**DIRECTIVE**
Count how many lines contain "있습니다" and reply with that number only.

* start MATERIAL PROVIDED *

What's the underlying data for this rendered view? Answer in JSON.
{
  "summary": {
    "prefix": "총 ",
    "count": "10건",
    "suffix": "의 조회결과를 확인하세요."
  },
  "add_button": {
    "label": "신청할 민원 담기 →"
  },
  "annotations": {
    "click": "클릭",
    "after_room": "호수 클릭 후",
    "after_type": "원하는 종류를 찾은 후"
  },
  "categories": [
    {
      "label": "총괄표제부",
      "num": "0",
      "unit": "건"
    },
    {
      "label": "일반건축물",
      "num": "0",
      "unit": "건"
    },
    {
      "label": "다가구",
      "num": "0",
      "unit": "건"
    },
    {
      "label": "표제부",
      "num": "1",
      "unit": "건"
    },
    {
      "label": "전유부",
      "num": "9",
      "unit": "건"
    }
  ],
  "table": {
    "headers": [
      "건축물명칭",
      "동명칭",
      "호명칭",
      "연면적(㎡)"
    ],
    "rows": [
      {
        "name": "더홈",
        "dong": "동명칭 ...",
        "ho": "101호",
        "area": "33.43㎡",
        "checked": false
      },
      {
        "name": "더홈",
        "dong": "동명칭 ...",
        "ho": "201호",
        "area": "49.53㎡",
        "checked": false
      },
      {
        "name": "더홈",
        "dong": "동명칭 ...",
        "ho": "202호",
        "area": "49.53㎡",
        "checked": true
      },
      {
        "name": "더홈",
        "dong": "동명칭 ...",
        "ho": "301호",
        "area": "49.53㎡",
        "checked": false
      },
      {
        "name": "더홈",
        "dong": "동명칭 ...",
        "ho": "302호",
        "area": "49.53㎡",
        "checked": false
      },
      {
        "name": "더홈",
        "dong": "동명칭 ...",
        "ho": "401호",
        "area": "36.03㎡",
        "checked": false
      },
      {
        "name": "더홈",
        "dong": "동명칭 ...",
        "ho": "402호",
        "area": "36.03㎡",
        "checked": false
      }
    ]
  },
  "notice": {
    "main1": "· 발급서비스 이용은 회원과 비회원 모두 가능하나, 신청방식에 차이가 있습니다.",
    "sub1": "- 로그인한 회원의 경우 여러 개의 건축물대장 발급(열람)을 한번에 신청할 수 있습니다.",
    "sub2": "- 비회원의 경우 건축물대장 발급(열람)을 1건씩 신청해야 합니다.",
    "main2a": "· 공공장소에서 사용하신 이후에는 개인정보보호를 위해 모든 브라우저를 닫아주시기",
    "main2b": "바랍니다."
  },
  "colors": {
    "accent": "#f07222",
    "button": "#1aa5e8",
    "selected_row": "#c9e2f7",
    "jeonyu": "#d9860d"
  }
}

* end MATERIAL PROVIDED *

**THE COMPLETED TASK**
2